## start Dataset extract
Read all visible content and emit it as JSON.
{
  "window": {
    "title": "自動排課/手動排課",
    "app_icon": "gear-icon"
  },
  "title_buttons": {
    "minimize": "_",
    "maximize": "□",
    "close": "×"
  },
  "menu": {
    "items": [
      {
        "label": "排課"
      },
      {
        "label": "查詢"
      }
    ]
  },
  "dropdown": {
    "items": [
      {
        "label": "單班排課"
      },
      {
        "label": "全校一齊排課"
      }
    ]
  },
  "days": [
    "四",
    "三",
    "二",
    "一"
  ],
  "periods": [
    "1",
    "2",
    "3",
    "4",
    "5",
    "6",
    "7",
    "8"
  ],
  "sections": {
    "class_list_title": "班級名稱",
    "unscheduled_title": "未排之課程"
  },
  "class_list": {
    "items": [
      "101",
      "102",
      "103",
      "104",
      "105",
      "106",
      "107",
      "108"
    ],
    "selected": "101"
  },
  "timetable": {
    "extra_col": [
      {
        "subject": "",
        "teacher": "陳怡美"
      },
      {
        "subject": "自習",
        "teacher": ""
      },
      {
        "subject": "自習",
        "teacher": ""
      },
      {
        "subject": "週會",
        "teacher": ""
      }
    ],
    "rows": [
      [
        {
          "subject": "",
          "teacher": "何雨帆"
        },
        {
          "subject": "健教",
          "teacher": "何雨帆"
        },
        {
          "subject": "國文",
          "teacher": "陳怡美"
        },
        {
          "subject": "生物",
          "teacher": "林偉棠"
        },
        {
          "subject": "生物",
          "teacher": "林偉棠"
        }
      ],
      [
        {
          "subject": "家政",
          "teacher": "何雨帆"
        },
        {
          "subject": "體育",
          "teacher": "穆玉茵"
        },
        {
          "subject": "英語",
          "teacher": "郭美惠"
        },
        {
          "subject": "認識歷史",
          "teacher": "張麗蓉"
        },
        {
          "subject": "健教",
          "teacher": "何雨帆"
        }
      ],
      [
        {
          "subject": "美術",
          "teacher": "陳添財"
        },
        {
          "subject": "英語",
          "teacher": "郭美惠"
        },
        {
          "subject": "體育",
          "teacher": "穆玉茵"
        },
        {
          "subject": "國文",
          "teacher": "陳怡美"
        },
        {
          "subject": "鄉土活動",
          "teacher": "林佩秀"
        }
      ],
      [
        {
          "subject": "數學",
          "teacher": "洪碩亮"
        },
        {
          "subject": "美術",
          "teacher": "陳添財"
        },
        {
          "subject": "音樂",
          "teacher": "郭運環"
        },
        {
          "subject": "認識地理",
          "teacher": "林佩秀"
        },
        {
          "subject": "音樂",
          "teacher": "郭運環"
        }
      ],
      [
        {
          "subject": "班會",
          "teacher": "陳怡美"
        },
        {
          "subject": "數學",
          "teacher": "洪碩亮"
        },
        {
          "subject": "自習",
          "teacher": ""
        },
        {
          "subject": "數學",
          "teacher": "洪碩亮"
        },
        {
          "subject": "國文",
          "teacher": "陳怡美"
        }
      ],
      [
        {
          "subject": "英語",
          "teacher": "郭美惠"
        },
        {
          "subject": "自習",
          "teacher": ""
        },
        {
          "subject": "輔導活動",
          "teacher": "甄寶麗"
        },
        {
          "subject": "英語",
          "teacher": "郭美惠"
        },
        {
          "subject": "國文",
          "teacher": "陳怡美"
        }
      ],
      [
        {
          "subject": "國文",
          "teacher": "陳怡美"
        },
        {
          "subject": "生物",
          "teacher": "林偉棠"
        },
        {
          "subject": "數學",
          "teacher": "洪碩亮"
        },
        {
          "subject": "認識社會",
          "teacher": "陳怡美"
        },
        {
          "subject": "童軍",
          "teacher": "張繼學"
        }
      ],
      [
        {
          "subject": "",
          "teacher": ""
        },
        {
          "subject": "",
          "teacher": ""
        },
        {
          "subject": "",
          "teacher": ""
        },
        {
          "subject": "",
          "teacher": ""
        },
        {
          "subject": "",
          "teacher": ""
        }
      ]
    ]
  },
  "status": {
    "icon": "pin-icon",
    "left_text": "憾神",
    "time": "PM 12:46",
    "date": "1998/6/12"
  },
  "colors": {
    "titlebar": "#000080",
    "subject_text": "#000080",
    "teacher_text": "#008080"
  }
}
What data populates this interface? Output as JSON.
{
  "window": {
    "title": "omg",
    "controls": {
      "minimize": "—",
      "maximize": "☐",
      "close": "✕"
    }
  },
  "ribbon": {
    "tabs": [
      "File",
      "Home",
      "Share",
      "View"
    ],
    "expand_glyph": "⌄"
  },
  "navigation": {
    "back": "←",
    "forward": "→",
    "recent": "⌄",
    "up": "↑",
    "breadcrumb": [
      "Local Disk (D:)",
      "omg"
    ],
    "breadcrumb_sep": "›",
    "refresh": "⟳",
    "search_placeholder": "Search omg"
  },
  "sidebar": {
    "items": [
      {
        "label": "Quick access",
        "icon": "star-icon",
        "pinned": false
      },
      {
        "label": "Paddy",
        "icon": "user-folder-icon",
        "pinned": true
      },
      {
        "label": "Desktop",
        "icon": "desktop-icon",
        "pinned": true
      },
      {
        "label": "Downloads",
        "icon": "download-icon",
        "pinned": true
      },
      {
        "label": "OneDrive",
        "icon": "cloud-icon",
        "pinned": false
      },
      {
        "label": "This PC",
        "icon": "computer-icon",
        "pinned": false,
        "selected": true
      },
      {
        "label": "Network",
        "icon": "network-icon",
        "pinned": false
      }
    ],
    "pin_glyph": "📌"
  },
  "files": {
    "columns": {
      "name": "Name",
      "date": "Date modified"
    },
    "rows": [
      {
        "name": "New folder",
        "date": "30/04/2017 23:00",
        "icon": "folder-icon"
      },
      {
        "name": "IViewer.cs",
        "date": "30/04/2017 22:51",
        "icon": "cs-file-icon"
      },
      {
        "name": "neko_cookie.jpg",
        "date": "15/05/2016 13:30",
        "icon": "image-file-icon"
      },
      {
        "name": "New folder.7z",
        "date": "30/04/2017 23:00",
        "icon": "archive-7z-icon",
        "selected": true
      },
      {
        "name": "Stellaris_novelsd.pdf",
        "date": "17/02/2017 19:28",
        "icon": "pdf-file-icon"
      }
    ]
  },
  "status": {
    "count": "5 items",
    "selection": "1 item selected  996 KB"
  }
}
## end Dataset extract
- _To do_
Faithfully transcribe the whole of the data.

- _Output for this exercise_
Read all visible content and emit it as JSON.
{
  "window": {
    "title": "自動排課/手動排課",
    "app_icon": "gear-icon"
  },
  "title_buttons": {
    "minimize": "_",
    "maximize": "□",
    "close": "×"
  },
  "menu": {
    "items": [
      {
        "label": "排課"
      },
      {
        "label": "查詢"
      }
    ]
  },
  "dropdown": {
    "items": [
      {
        "label": "單班排課"
      },
      {
        "label": "全校一齊排課"
      }
    ]
  },
  "days": [
    "四",
    "三",
    "二",
    "一"
  ],
  "periods": [
    "1",
    "2",
    "3",
    "4",
    "5",
    "6",
    "7",
    "8"
  ],
  "sections": {
    "class_list_title": "班級名稱",
    "unscheduled_title": "未排之課程"
  },
  "class_list": {
    "items": [
      "101",
      "102",
      "103",
      "104",
      "105",
      "106",
      "107",
      "108"
    ],
    "selected": "101"
  },
  "timetable": {
    "extra_col": [
      {
        "subject": "",
        "teacher": "陳怡美"
      },
      {
        "subject": "自習",
        "teacher": ""
      },
      {
        "subject": "自習",
        "teacher": ""
      },
      {
        "subject": "週會",
        "teacher": ""
      }
    ],
    "rows": [
      [
        {
          "subject": "",
          "teacher": "何雨帆"
        },
        {
          "subject": "健教",
          "teacher": "何雨帆"
        },
        {
          "subject": "國文",
          "teacher": "陳怡美"
        },
        {
          "subject": "生物",
          "teacher": "林偉棠"
        },
        {
          "subject": "生物",
          "teacher": "林偉棠"
        }
      ],
      [
        {
          "subject": "家政",
          "teacher": "何雨帆"
        },
        {
          "subject": "體育",
          "teacher": "穆玉茵"
        },
        {
          "subject": "英語",
          "teacher": "郭美惠"
        },
        {
          "subject": "認識歷史",
          "teacher": "張麗蓉"
        },
        {
          "subject": "健教",
          "teacher": "何雨帆"
        }
      ],
      [
        {
          "subject": "美術",
          "teacher": "陳添財"
        },
        {
          "subject": "英語",
          "teacher": "郭美惠"
        },
        {
          "subject": "體育",
          "teacher": "穆玉茵"
        },
        {
          "subject": "國文",
          "teacher": "陳怡美"
        },
        {
          "subject": "鄉土活動",
          "teacher": "林佩秀"
        }
      ],
      [
        {
          "subject": "數學",
          "teacher": "洪碩亮"
        },
        {
          "subject": "美術",
          "teacher": "陳添財"
        },
        {
          "subject": "音樂",
          "teacher": "郭運環"
        },
        {
          "subject": "認識地理",
          "teacher": "林佩秀"
        },
        {
          "subject": "音樂",
          "teacher": "郭運環"
        }
      ],
      [
        {
          "subject": "班會",
          "teacher": "陳怡美"
        },
        {
          "subject": "數學",
          "teacher": "洪碩亮"
        },
        {
          "subject": "自習",
          "teacher": ""
        },
        {
          "subject": "數學",
          "teacher": "洪碩亮"
        },
        {
          "subject": "國文",
          "teacher": "陳怡美"
        }
      ],
      [
        {
          "subject": "英語",
          "teacher": "郭美惠"
        },
        {
          "subject": "自習",
          "teacher": ""
        },
        {
          "subject": "輔導活動",
          "teacher": "甄寶麗"
        },
        {
          "subject": "英語",
          "teacher": "郭美惠"
        },
        {
          "subject": "國文",
          "teacher": "陳怡美"
        }
      ],
      [
        {
          "subject": "國文",
          "teacher": "陳怡美"
        },
        {
          "subject": "生物",
          "teacher": "林偉棠"
        },
        {
          "subject": "數學",
          "teacher": "洪碩亮"
        },
        {
          "subject": "認識社會",
          "teacher": "陳怡美"
        },
        {
          "subject": "童軍",
          "teacher": "張繼學"
        }
      ],
      [
        {
          "subject": "",
          "teacher": ""
        },
        {
          "subject": "",
          "teacher": ""
        },
        {
          "subject": "",
          "teacher": ""
        },
        {
          "subject": "",
          "teacher": ""
        },
        {
          "subject": "",
          "teacher": ""
        }
      ]
    ]
  },
  "status": {
    "icon": "pin-icon",
    "left_text": "憾神",
    "time": "PM 12:46",
    "date": "1998/6/12"
  },
  "colors": {
    "titlebar": "#000080",
    "subject_text": "#000080",
    "teacher_text": "#008080"
  }
}
What data populates this interface? Output as JSON.
{
  "window": {
    "title": "omg",
    "controls": {
      "minimize": "—",
      "maximize": "☐",
      "close": "✕"
    }
  },
  "ribbon": {
    "tabs": [
      "File",
      "Home",
      "Share",
      "View"
    ],
    "expand_glyph": "⌄"
  },
  "navigation": {
    "back": "←",
    "forward": "→",
    "recent": "⌄",
    "up": "↑",
    "breadcrumb": [
      "Local Disk (D:)",
      "omg"
    ],
    "breadcrumb_sep": "›",
    "refresh": "⟳",
    "search_placeholder": "Search omg"
  },
  "sidebar": {
    "items": [
      {
        "label": "Quick access",
        "icon": "star-icon",
        "pinned": false
      },
      {
        "label": "Paddy",
        "icon": "user-folder-icon",
        "pinned": true
      },
      {
        "label": "Desktop",
        "icon": "desktop-icon",
        "pinned": true
      },
      {
        "label": "Downloads",
        "icon": "download-icon",
        "pinned": true
      },
      {
        "label": "OneDrive",
        "icon": "cloud-icon",
        "pinned": false
      },
      {
        "label": "This PC",
        "icon": "computer-icon",
        "pinned": false,
        "selected": true
      },
      {
        "label": "Network",
        "icon": "network-icon",
        "pinned": false
      }
    ],
    "pin_glyph": "📌"
  },
  "files": {
    "columns": {
      "name": "Name",
      "date": "Date modified"
    },
    "rows": [
      {
        "name": "New folder",
        "date": "30/04/2017 23:00",
        "icon": "folder-icon"
      },
      {
        "name": "IViewer.cs",
        "date": "30/04/2017 22:51",
        "icon": "cs-file-icon"
      },
      {
        "name": "neko_cookie.jpg",
        "date": "15/05/2016 13:30",
        "icon": "image-file-icon"
      },
      {
        "name": "New folder.7z",
        "date": "30/04/2017 23:00",
        "icon": "archive-7z-icon",
        "selected": true
      },
      {
        "name": "Stellaris_novelsd.pdf",
        "date": "17/02/2017 19:28",
        "icon": "pdf-file-icon"
      }
    ]
  },
  "status": {
    "count": "5 items",
    "selection": "1 item selected  996 KB"
  }
}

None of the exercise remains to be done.